**Aufgabenstellung:** Bearbeiten Sie den Textauszug: Geben Sie die Stelle beginnend mit „Das OLG beabsichtigt, die“ und weiter bis „nicht erkennbar ist.“ erneut wieder und ersetzen Sie dabei „BGH“ durch „Bundesgerichtshof“.

**Textauszug:**
Das OLG beabsichtigt, die Rechtsbeschwerde des Betroffenen als unbegründet zu verwerfen, sieht sich daran jedoch durch den Beschl. des OLG Jena v. 17.3.2021 (1 OLG 331 SsBs 23/20, VRR 5/2021) gehindert und legt daher im Wege der Divergenzvorlage (§§ 121 Abs. 2 GVG, 79 Abs. 3 S. 1 OWiG) dem BGH die Frage vor, ob in der Verweigerung der Einsichtnahme in dritte Verkehrsteilnehmer betreffende Daten („gesamte Messreihe“) auch dann ein Verstoß gegen, den Grundsatz des fairen Verfahrens liegt, wenn eine Relevanz der betreffenden Daten für die Beurteilung der Zuverlässigkeit des verfahrensgegenständlichen Messvorgangs und damit für die Verteidigung des Betroffenen nicht erkennbar ist.

**Gesammelte Daten:**
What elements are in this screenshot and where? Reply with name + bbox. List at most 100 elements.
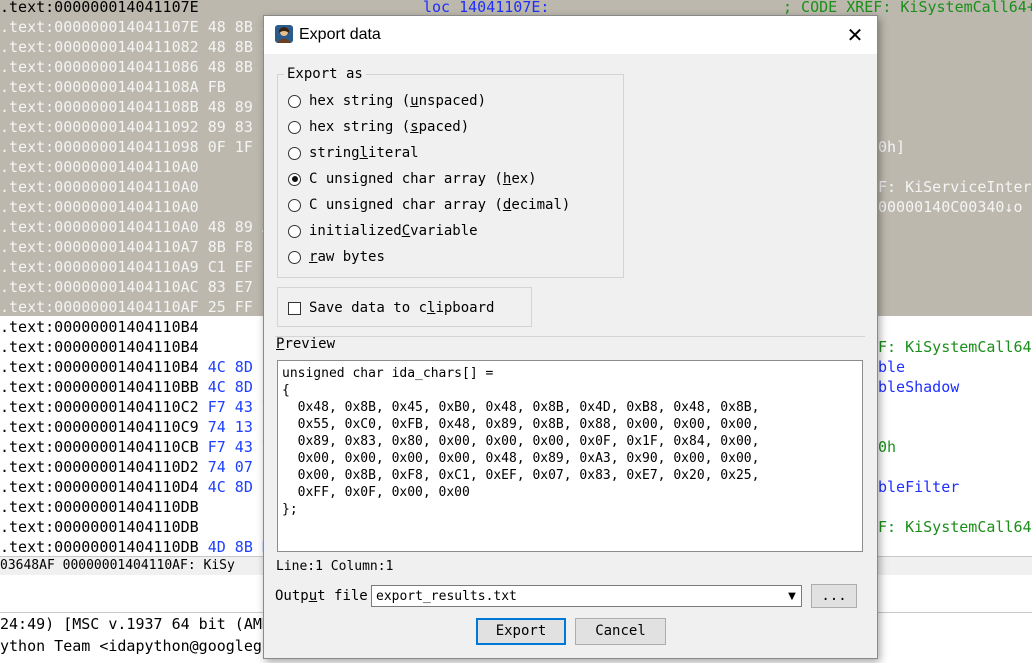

**Richtige Antwort:**
Das OLG beabsichtigt, die Rechtsbeschwerde des Betroffenen als unbegründet zu verwerfen, sieht sich daran jedoch durch den Beschl. des OLG Jena v. 17.3.2021 (1 OLG 331 SsBs 23/20, VRR 5/2021) gehindert und legt daher im Wege der Divergenzvorlage (§§ 121 Abs. 2 GVG, 79 Abs. 3 S. 1 OWiG) dem Bundesgerichtshof die Frage vor, ob in der Verweigerung der Einsichtnahme in dritte Verkehrsteilnehmer betreffende Daten („gesamte Messreihe“) auch dann ein Verstoß gegen, den Grundsatz des fairen Verfahrens liegt, wenn eine Relevanz der betreffenden Daten für die Beurteilung der Zuverlässigkeit des verfahrensgegenständlichen Messvorgangs und damit für die Verteidigung des Betroffenen nicht erkennbar ist.